What is required: Repeat each record exactly. Any picture gets left out.

Provided entries:
+--
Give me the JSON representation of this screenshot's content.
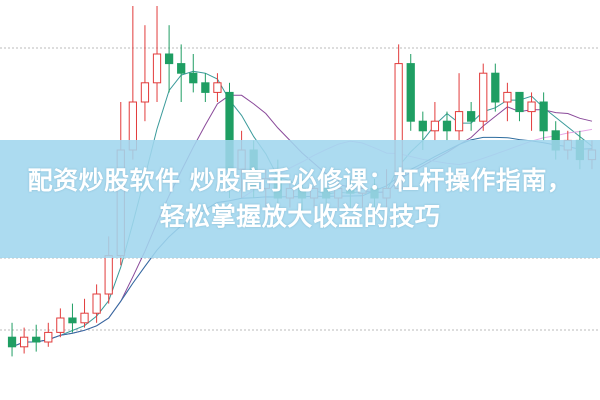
{
  "headline": {
    "line1": "配资炒股软件 炒股高手必修课：杠杆操作指南，",
    "line2": "轻松掌握放大收益的技巧"
  },
  "colors": {
    "up": "#e23b3b",
    "down": "#1f9e63",
    "ma_short": "#3a9a9a",
    "ma_mid": "#8a4a9a",
    "ma_long": "#e6a6e6",
    "ma_longest": "#2d6c9e",
    "banner": "#a0d6ee",
    "grid": "#bbbbbb"
  },
  "chart_data": {
    "type": "candlestick",
    "grid": true,
    "candles": [
      [
        5.5,
        4.5,
        7,
        3.5
      ],
      [
        4.5,
        5.5,
        6.5,
        3.8
      ],
      [
        5.5,
        5,
        6.8,
        4
      ],
      [
        5,
        6,
        7,
        4.5
      ],
      [
        6,
        7.5,
        8.5,
        5.5
      ],
      [
        7.5,
        7,
        9,
        6
      ],
      [
        7,
        8,
        9.5,
        6.5
      ],
      [
        8,
        10,
        11,
        7
      ],
      [
        10,
        14,
        16,
        9
      ],
      [
        14,
        25,
        30,
        13
      ],
      [
        25,
        30,
        40,
        24
      ],
      [
        30,
        32,
        38,
        28
      ],
      [
        32,
        35,
        40,
        30
      ],
      [
        35,
        34,
        38,
        31
      ],
      [
        34,
        33,
        36,
        30
      ],
      [
        33,
        32,
        35,
        31
      ],
      [
        32,
        31,
        33,
        30
      ],
      [
        31,
        32,
        33,
        30
      ],
      [
        31,
        23,
        32,
        20
      ],
      [
        23,
        25,
        27,
        20
      ],
      [
        25,
        21,
        26,
        20
      ],
      [
        21,
        22,
        23,
        19
      ],
      [
        22,
        20,
        24,
        18
      ],
      [
        20,
        21,
        22,
        19
      ],
      [
        21,
        20,
        22,
        18
      ],
      [
        20,
        21,
        22,
        19
      ],
      [
        21,
        20,
        22,
        19
      ],
      [
        20,
        21,
        22,
        19
      ],
      [
        21,
        20.5,
        22,
        19
      ],
      [
        20.5,
        21,
        22,
        19
      ],
      [
        21,
        20,
        22,
        19
      ],
      [
        20,
        21,
        23,
        19
      ],
      [
        21,
        34,
        36,
        21
      ],
      [
        34,
        28,
        35,
        27
      ],
      [
        28,
        27,
        29,
        25
      ],
      [
        27,
        28,
        30,
        26
      ],
      [
        28,
        27,
        29,
        26
      ],
      [
        27,
        29,
        33,
        26
      ],
      [
        29,
        28,
        30,
        27
      ],
      [
        28,
        33,
        34,
        27
      ],
      [
        33,
        30,
        34,
        29
      ],
      [
        30,
        31,
        32,
        28
      ],
      [
        31,
        29,
        31,
        28
      ],
      [
        29,
        30,
        31,
        27
      ],
      [
        30,
        27,
        31,
        26
      ],
      [
        27,
        25,
        28,
        24
      ],
      [
        25,
        26,
        27,
        24
      ],
      [
        26,
        24,
        27,
        23
      ],
      [
        24,
        25,
        26,
        23
      ]
    ],
    "moving_averages": [
      5,
      10,
      20,
      30
    ]
  }
}
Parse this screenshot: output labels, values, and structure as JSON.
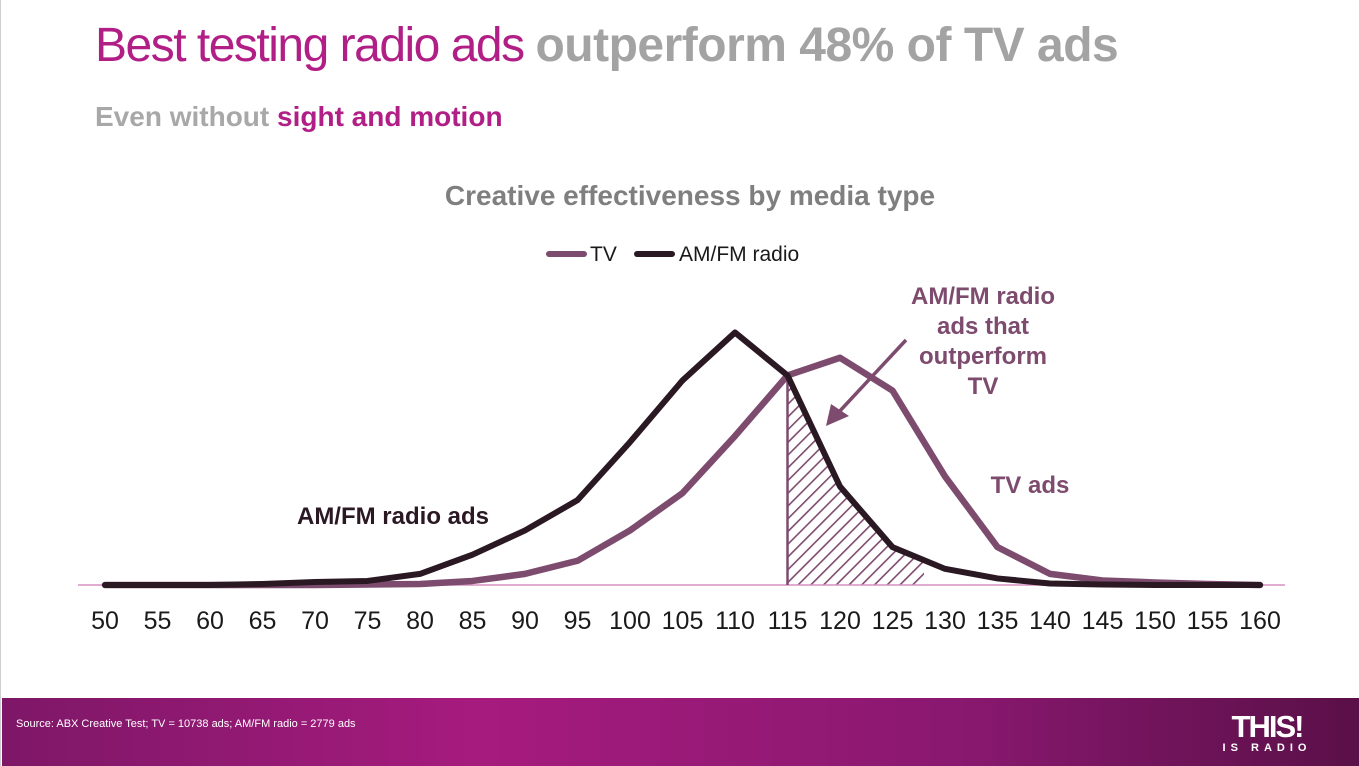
{
  "slide": {
    "headline_part1": "Best testing radio ads",
    "headline_part2": "outperform 48% of TV ads",
    "subhead_part1": "Even without",
    "subhead_part2": "sight and motion"
  },
  "colors": {
    "accent_pink": "#b01e86",
    "tv": "#7d4b6e",
    "radio": "#2a1823",
    "baseline": "#d98fc3",
    "title_grey": "#7f7f7f",
    "footer": "#a61b7e"
  },
  "chart_data": {
    "type": "line",
    "title": "Creative effectiveness by media type",
    "x": [
      50,
      55,
      60,
      65,
      70,
      75,
      80,
      85,
      90,
      95,
      100,
      105,
      110,
      115,
      120,
      125,
      130,
      135,
      140,
      145,
      150,
      155,
      160
    ],
    "series": [
      {
        "name": "TV",
        "values": [
          0,
          0,
          0,
          0,
          0,
          0.1,
          0.2,
          0.8,
          2.2,
          4.8,
          10.8,
          18.2,
          29.5,
          41.5,
          45,
          38.5,
          21.5,
          7.5,
          2.2,
          0.9,
          0.5,
          0.2,
          0
        ]
      },
      {
        "name": "AM/FM radio",
        "values": [
          0,
          0,
          0,
          0.2,
          0.6,
          0.8,
          2.2,
          6,
          10.8,
          16.8,
          28.3,
          40.5,
          50,
          41.5,
          19.5,
          7.5,
          3.2,
          1.3,
          0.3,
          0.1,
          0,
          0,
          0
        ]
      }
    ],
    "ylim": [
      0,
      50
    ],
    "grid": false,
    "legend_position": "top-center",
    "shaded_region": {
      "from": 115,
      "to": 128,
      "series": "AM/FM radio"
    },
    "annotations": {
      "radio_curve_label": "AM/FM radio ads",
      "tv_curve_label": "TV ads",
      "outperform_lines": [
        "AM/FM radio",
        "ads that",
        "outperform",
        "TV"
      ]
    }
  },
  "footer": {
    "source": "Source: ABX Creative Test; TV = 10738 ads; AM/FM radio = 2779 ads",
    "logo_main": "THIS!",
    "logo_sub": "IS RADIO"
  }
}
+--
Exercise response:
Give me the JSON representation of this screenshot's content.
{
  "headline": {
    "line1": "配资炒股软件 炒股高手必修课：杠杆操作指南，",
    "line2": "轻松掌握放大收益的技巧"
  },
  "colors": {
    "up": "#e23b3b",
    "down": "#1f9e63",
    "ma_short": "#3a9a9a",
    "ma_mid": "#8a4a9a",
    "ma_long": "#e6a6e6",
    "ma_longest": "#2d6c9e",
    "banner": "#a0d6ee",
    "grid": "#bbbbbb"
  },
  "chart_data": {
    "type": "candlestick",
    "grid": true,
    "candles": [
      [
        5.5,
        4.5,
        7,
        3.5
      ],
      [
        4.5,
        5.5,
        6.5,
        3.8
      ],
      [
        5.5,
        5,
        6.8,
        4
      ],
      [
        5,
        6,
        7,
        4.5
      ],
      [
        6,
        7.5,
        8.5,
        5.5
      ],
      [
        7.5,
        7,
        9,
        6
      ],
      [
        7,
        8,
        9.5,
        6.5
      ],
      [
        8,
        10,
        11,
        7
      ],
      [
        10,
        14,
        16,
        9
      ],
      [
        14,
        25,
        30,
        13
      ],
      [
        25,
        30,
        40,
        24
      ],
      [
        30,
        32,
        38,
        28
      ],
      [
        32,
        35,
        40,
        30
      ],
      [
        35,
        34,
        38,
        31
      ],
      [
        34,
        33,
        36,
        30
      ],
      [
        33,
        32,
        35,
        31
      ],
      [
        32,
        31,
        33,
        30
      ],
      [
        31,
        32,
        33,
        30
      ],
      [
        31,
        23,
        32,
        20
      ],
      [
        23,
        25,
        27,
        20
      ],
      [
        25,
        21,
        26,
        20
      ],
      [
        21,
        22,
        23,
        19
      ],
      [
        22,
        20,
        24,
        18
      ],
      [
        20,
        21,
        22,
        19
      ],
      [
        21,
        20,
        22,
        18
      ],
      [
        20,
        21,
        22,
        19
      ],
      [
        21,
        20,
        22,
        19
      ],
      [
        20,
        21,
        22,
        19
      ],
      [
        21,
        20.5,
        22,
        19
      ],
      [
        20.5,
        21,
        22,
        19
      ],
      [
        21,
        20,
        22,
        19
      ],
      [
        20,
        21,
        23,
        19
      ],
      [
        21,
        34,
        36,
        21
      ],
      [
        34,
        28,
        35,
        27
      ],
      [
        28,
        27,
        29,
        25
      ],
      [
        27,
        28,
        30,
        26
      ],
      [
        28,
        27,
        29,
        26
      ],
      [
        27,
        29,
        33,
        26
      ],
      [
        29,
        28,
        30,
        27
      ],
      [
        28,
        33,
        34,
        27
      ],
      [
        33,
        30,
        34,
        29
      ],
      [
        30,
        31,
        32,
        28
      ],
      [
        31,
        29,
        31,
        28
      ],
      [
        29,
        30,
        31,
        27
      ],
      [
        30,
        27,
        31,
        26
      ],
      [
        27,
        25,
        28,
        24
      ],
      [
        25,
        26,
        27,
        24
      ],
      [
        26,
        24,
        27,
        23
      ],
      [
        24,
        25,
        26,
        23
      ]
    ],
    "moving_averages": [
      5,
      10,
      20,
      30
    ]
  }
}
Parse this screenshot: output labels, values, and structure as JSON.
{
  "slide": {
    "headline_part1": "Best testing radio ads",
    "headline_part2": "outperform 48% of TV ads",
    "subhead_part1": "Even without",
    "subhead_part2": "sight and motion"
  },
  "colors": {
    "accent_pink": "#b01e86",
    "tv": "#7d4b6e",
    "radio": "#2a1823",
    "baseline": "#d98fc3",
    "title_grey": "#7f7f7f",
    "footer": "#a61b7e"
  },
  "chart_data": {
    "type": "line",
    "title": "Creative effectiveness by media type",
    "x": [
      50,
      55,
      60,
      65,
      70,
      75,
      80,
      85,
      90,
      95,
      100,
      105,
      110,
      115,
      120,
      125,
      130,
      135,
      140,
      145,
      150,
      155,
      160
    ],
    "series": [
      {
        "name": "TV",
        "values": [
          0,
          0,
          0,
          0,
          0,
          0.1,
          0.2,
          0.8,
          2.2,
          4.8,
          10.8,
          18.2,
          29.5,
          41.5,
          45,
          38.5,
          21.5,
          7.5,
          2.2,
          0.9,
          0.5,
          0.2,
          0
        ]
      },
      {
        "name": "AM/FM radio",
        "values": [
          0,
          0,
          0,
          0.2,
          0.6,
          0.8,
          2.2,
          6,
          10.8,
          16.8,
          28.3,
          40.5,
          50,
          41.5,
          19.5,
          7.5,
          3.2,
          1.3,
          0.3,
          0.1,
          0,
          0,
          0
        ]
      }
    ],
    "ylim": [
      0,
      50
    ],
    "grid": false,
    "legend_position": "top-center",
    "shaded_region": {
      "from": 115,
      "to": 128,
      "series": "AM/FM radio"
    },
    "annotations": {
      "radio_curve_label": "AM/FM radio ads",
      "tv_curve_label": "TV ads",
      "outperform_lines": [
        "AM/FM radio",
        "ads that",
        "outperform",
        "TV"
      ]
    }
  },
  "footer": {
    "source": "Source: ABX Creative Test; TV = 10738 ads; AM/FM radio = 2779 ads",
    "logo_main": "THIS!",
    "logo_sub": "IS RADIO"
  }
}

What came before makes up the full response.